▶ **What the task asks**: Copy every line from the material below that holds "Chargement".
=====
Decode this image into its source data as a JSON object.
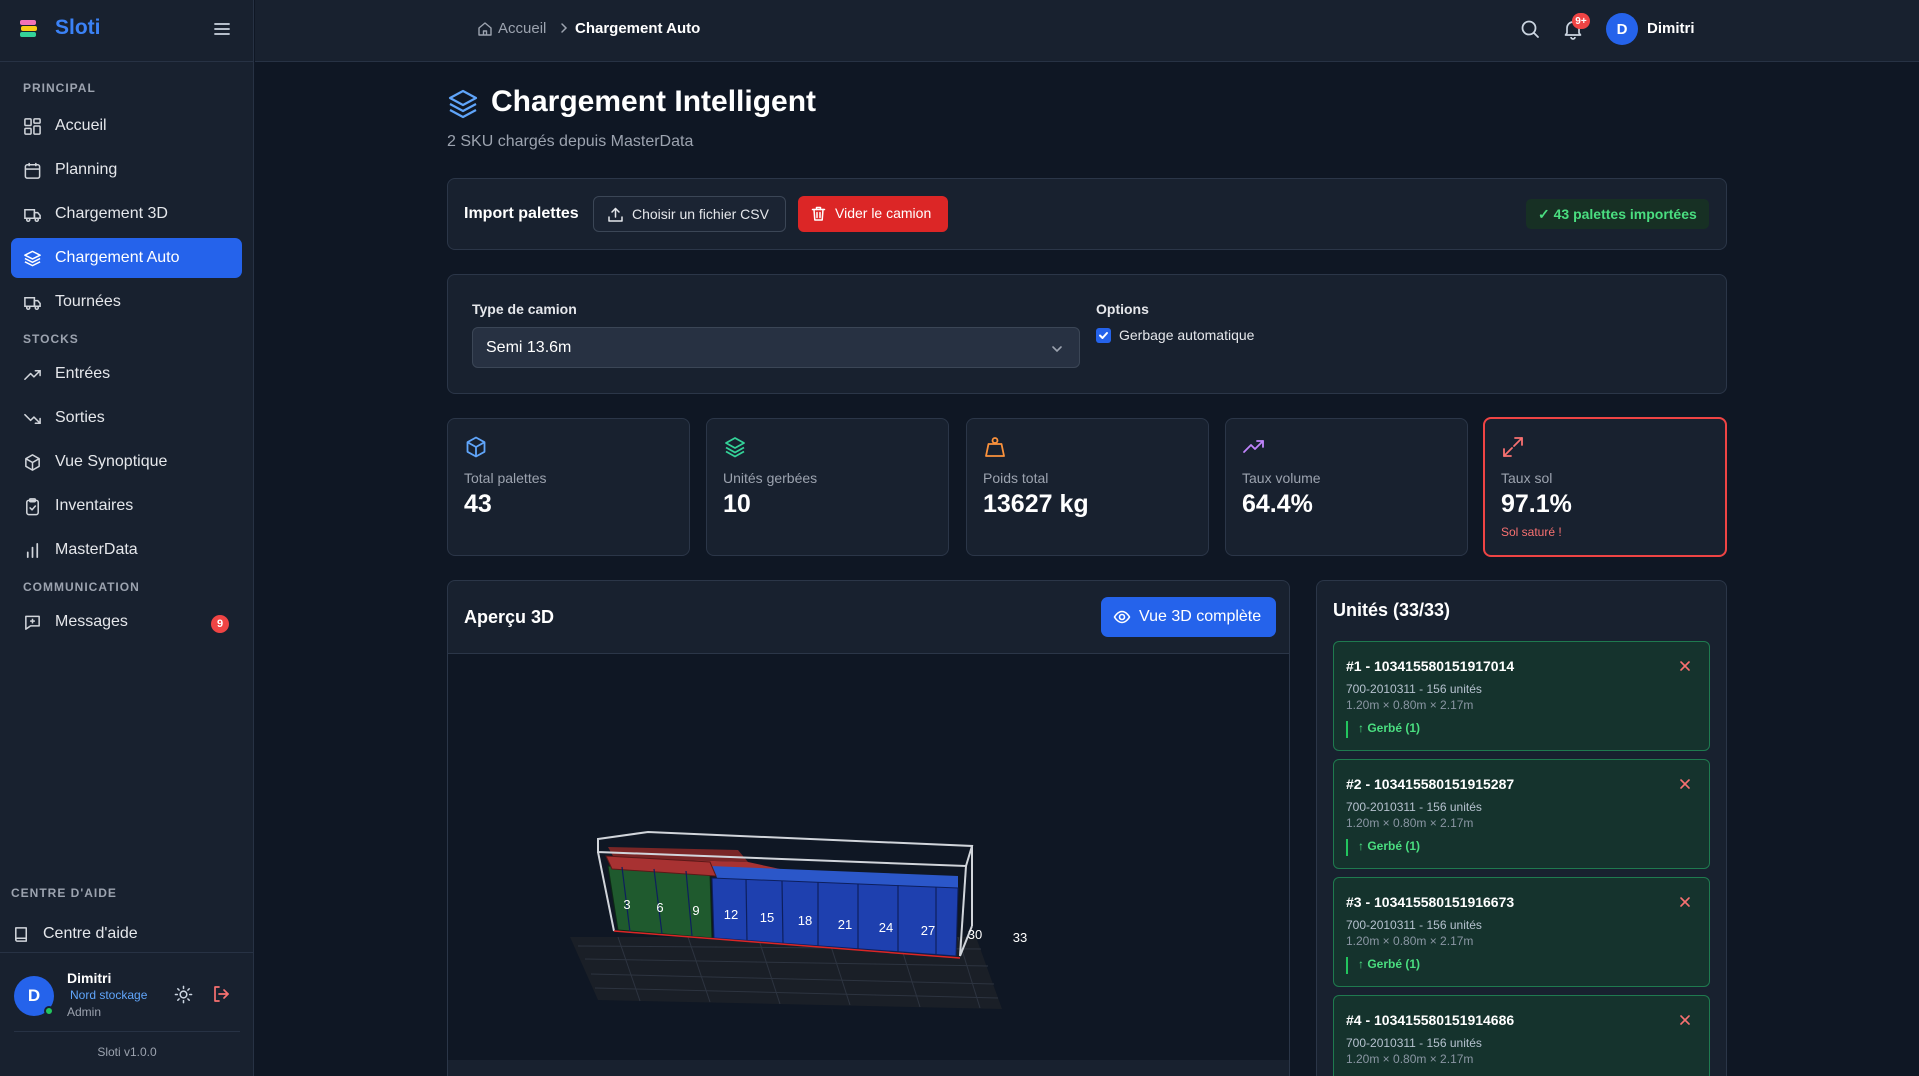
{
  "app": {
    "name": "Sloti",
    "version": "Sloti v1.0.0"
  },
  "sidebar": {
    "sections": {
      "principal": "PRINCIPAL",
      "stocks": "STOCKS",
      "communication": "COMMUNICATION",
      "help": "CENTRE D'AIDE"
    },
    "items": [
      {
        "label": "Accueil",
        "icon": "dashboard-icon"
      },
      {
        "label": "Planning",
        "icon": "calendar-icon"
      },
      {
        "label": "Chargement 3D",
        "icon": "truck-icon"
      },
      {
        "label": "Chargement Auto",
        "icon": "layers-icon",
        "active": true
      },
      {
        "label": "Tournées",
        "icon": "truck-icon"
      },
      {
        "label": "Entrées",
        "icon": "trend-up-icon"
      },
      {
        "label": "Sorties",
        "icon": "trend-down-icon"
      },
      {
        "label": "Vue Synoptique",
        "icon": "package-icon"
      },
      {
        "label": "Inventaires",
        "icon": "clipboard-icon"
      },
      {
        "label": "MasterData",
        "icon": "bar-chart-icon"
      },
      {
        "label": "Messages",
        "icon": "message-icon",
        "badge": "9"
      }
    ],
    "help_label": "Centre d'aide",
    "user": {
      "initial": "D",
      "name": "Dimitri",
      "site": "Nord stockage",
      "role": "Admin"
    }
  },
  "topbar": {
    "breadcrumb": {
      "home": "Accueil",
      "current": "Chargement Auto"
    },
    "notifications_badge": "9+",
    "user": {
      "initial": "D",
      "name": "Dimitri"
    }
  },
  "page": {
    "title": "Chargement Intelligent",
    "subtitle": "2 SKU chargés depuis MasterData"
  },
  "import": {
    "label": "Import palettes",
    "csv_button": "Choisir un fichier CSV",
    "clear_button": "Vider le camion",
    "status": "✓ 43 palettes importées"
  },
  "config": {
    "truck_label": "Type de camion",
    "truck_value": "Semi 13.6m",
    "options_label": "Options",
    "stacking_label": "Gerbage automatique",
    "stacking_checked": true
  },
  "stats": [
    {
      "label": "Total palettes",
      "value": "43",
      "icon": "box-icon",
      "color": "#60a5fa"
    },
    {
      "label": "Unités gerbées",
      "value": "10",
      "icon": "layers-icon",
      "color": "#34d399"
    },
    {
      "label": "Poids total",
      "value": "13627 kg",
      "icon": "weight-icon",
      "color": "#fb923c"
    },
    {
      "label": "Taux volume",
      "value": "64.4%",
      "icon": "trend-up-icon",
      "color": "#c084fc"
    },
    {
      "label": "Taux sol",
      "value": "97.1%",
      "icon": "expand-icon",
      "color": "#f87171",
      "warning": "Sol saturé !"
    }
  ],
  "preview": {
    "title": "Aperçu 3D",
    "button": "Vue 3D complète",
    "stack_labels": [
      "3",
      "6",
      "9"
    ],
    "unit_labels": [
      "12",
      "15",
      "18",
      "21",
      "24",
      "27",
      "30",
      "33"
    ],
    "colors": {
      "stacked": "#1f5a2e",
      "top_layer": "#a83232",
      "unit": "#1e40af"
    }
  },
  "units": {
    "title": "Unités (33/33)",
    "items": [
      {
        "title": "#1 - 103415580151917014",
        "sku": "700-2010311 - 156 unités",
        "dims": "1.20m × 0.80m × 2.17m",
        "tag": "↑ Gerbé (1)"
      },
      {
        "title": "#2 - 103415580151915287",
        "sku": "700-2010311 - 156 unités",
        "dims": "1.20m × 0.80m × 2.17m",
        "tag": "↑ Gerbé (1)"
      },
      {
        "title": "#3 - 103415580151916673",
        "sku": "700-2010311 - 156 unités",
        "dims": "1.20m × 0.80m × 2.17m",
        "tag": "↑ Gerbé (1)"
      },
      {
        "title": "#4 - 103415580151914686",
        "sku": "700-2010311 - 156 unités",
        "dims": "1.20m × 0.80m × 2.17m",
        "tag": ""
      }
    ]
  }
}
=====
▶ **Exercise response**:
        "label": "Chargement 3D",
        "label": "Chargement Auto",
      "current": "Chargement Auto"
    "title": "Chargement Intelligent",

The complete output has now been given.